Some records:
___

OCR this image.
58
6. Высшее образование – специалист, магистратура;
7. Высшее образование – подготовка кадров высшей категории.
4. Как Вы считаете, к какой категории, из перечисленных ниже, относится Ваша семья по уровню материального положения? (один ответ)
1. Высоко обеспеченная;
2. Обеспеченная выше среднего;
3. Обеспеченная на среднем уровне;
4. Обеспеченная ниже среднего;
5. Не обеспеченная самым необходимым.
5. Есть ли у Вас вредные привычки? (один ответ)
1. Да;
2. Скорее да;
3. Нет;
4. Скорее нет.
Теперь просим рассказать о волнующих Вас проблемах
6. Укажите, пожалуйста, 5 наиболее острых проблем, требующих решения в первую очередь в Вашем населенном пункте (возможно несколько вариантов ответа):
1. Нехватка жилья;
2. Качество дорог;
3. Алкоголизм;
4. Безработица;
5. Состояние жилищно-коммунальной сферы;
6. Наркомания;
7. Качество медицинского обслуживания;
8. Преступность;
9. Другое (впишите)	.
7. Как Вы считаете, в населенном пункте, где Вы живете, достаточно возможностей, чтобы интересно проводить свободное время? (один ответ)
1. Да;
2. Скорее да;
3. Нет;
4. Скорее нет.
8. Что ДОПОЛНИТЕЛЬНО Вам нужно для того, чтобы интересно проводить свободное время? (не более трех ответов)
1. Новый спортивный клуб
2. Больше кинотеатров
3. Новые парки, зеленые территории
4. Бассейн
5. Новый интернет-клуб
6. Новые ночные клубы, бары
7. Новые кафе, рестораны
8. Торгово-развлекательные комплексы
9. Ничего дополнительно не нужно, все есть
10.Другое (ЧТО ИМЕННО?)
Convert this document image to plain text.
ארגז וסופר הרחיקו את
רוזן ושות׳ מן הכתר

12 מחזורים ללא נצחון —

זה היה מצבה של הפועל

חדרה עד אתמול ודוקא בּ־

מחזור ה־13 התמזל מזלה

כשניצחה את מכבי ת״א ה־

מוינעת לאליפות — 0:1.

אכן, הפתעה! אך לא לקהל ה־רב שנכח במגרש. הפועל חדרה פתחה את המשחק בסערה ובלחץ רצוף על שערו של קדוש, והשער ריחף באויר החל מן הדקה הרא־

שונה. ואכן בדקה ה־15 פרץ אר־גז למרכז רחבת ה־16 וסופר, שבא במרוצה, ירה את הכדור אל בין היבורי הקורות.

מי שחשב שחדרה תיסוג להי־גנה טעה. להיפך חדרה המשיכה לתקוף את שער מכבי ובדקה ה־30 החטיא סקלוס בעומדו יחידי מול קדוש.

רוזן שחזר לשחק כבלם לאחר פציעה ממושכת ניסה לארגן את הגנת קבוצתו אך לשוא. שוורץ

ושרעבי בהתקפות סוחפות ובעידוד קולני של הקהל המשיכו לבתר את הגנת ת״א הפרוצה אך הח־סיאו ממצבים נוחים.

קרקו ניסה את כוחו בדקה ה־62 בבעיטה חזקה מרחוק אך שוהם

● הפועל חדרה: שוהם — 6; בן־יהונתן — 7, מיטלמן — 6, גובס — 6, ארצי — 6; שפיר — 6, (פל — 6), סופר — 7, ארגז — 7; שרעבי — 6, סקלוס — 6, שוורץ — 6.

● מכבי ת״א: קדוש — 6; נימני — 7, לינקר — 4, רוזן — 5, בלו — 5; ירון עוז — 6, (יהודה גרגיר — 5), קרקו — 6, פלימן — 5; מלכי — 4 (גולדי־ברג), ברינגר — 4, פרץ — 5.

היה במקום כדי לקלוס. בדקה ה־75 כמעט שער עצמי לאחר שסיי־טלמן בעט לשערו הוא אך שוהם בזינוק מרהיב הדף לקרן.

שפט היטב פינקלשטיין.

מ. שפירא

___

# What to produce
Reproduce every record above exactly as it appears.

# Task answer
OCR this image.
58
6. Высшее образование – специалист, магистратура;
7. Высшее образование – подготовка кадров высшей категории.
4. Как Вы считаете, к какой категории, из перечисленных ниже, относится Ваша семья по уровню материального положения? (один ответ)
1. Высоко обеспеченная;
2. Обеспеченная выше среднего;
3. Обеспеченная на среднем уровне;
4. Обеспеченная ниже среднего;
5. Не обеспеченная самым необходимым.
5. Есть ли у Вас вредные привычки? (один ответ)
1. Да;
2. Скорее да;
3. Нет;
4. Скорее нет.
Теперь просим рассказать о волнующих Вас проблемах
6. Укажите, пожалуйста, 5 наиболее острых проблем, требующих решения в первую очередь в Вашем населенном пункте (возможно несколько вариантов ответа):
1. Нехватка жилья;
2. Качество дорог;
3. Алкоголизм;
4. Безработица;
5. Состояние жилищно-коммунальной сферы;
6. Наркомания;
7. Качество медицинского обслуживания;
8. Преступность;
9. Другое (впишите)	.
7. Как Вы считаете, в населенном пункте, где Вы живете, достаточно возможностей, чтобы интересно проводить свободное время? (один ответ)
1. Да;
2. Скорее да;
3. Нет;
4. Скорее нет.
8. Что ДОПОЛНИТЕЛЬНО Вам нужно для того, чтобы интересно проводить свободное время? (не более трех ответов)
1. Новый спортивный клуб
2. Больше кинотеатров
3. Новые парки, зеленые территории
4. Бассейн
5. Новый интернет-клуб
6. Новые ночные клубы, бары
7. Новые кафе, рестораны
8. Торгово-развлекательные комплексы
9. Ничего дополнительно не нужно, все есть
10.Другое (ЧТО ИМЕННО?)
Convert this document image to plain text.
ארגז וסופר הרחיקו את
רוזן ושות׳ מן הכתר

12 מחזורים ללא נצחון —

זה היה מצבה של הפועל

חדרה עד אתמול ודוקא בּ־

מחזור ה־13 התמזל מזלה

כשניצחה את מכבי ת״א ה־

מוינעת לאליפות — 0:1.

אכן, הפתעה! אך לא לקהל ה־רב שנכח במגרש. הפועל חדרה פתחה את המשחק בסערה ובלחץ רצוף על שערו של קדוש, והשער ריחף באויר החל מן הדקה הרא־

שונה. ואכן בדקה ה־15 פרץ אר־גז למרכז רחבת ה־16 וסופר, שבא במרוצה, ירה את הכדור אל בין היבורי הקורות.

מי שחשב שחדרה תיסוג להי־גנה טעה. להיפך חדרה המשיכה לתקוף את שער מכבי ובדקה ה־30 החטיא סקלוס בעומדו יחידי מול קדוש.

רוזן שחזר לשחק כבלם לאחר פציעה ממושכת ניסה לארגן את הגנת קבוצתו אך לשוא. שוורץ

ושרעבי בהתקפות סוחפות ובעידוד קולני של הקהל המשיכו לבתר את הגנת ת״א הפרוצה אך הח־סיאו ממצבים נוחים.

קרקו ניסה את כוחו בדקה ה־62 בבעיטה חזקה מרחוק אך שוהם

● הפועל חדרה: שוהם — 6; בן־יהונתן — 7, מיטלמן — 6, גובס — 6, ארצי — 6; שפיר — 6, (פל — 6), סופר — 7, ארגז — 7; שרעבי — 6, סקלוס — 6, שוורץ — 6.

● מכבי ת״א: קדוש — 6; נימני — 7, לינקר — 4, רוזן — 5, בלו — 5; ירון עוז — 6, (יהודה גרגיר — 5), קרקו — 6, פלימן — 5; מלכי — 4 (גולדי־ברג), ברינגר — 4, פרץ — 5.

היה במקום כדי לקלוס. בדקה ה־75 כמעט שער עצמי לאחר שסיי־טלמן בעט לשערו הוא אך שוהם בזינוק מרהיב הדף לקרן.

שפט היטב פינקלשטיין.

מ. שפירא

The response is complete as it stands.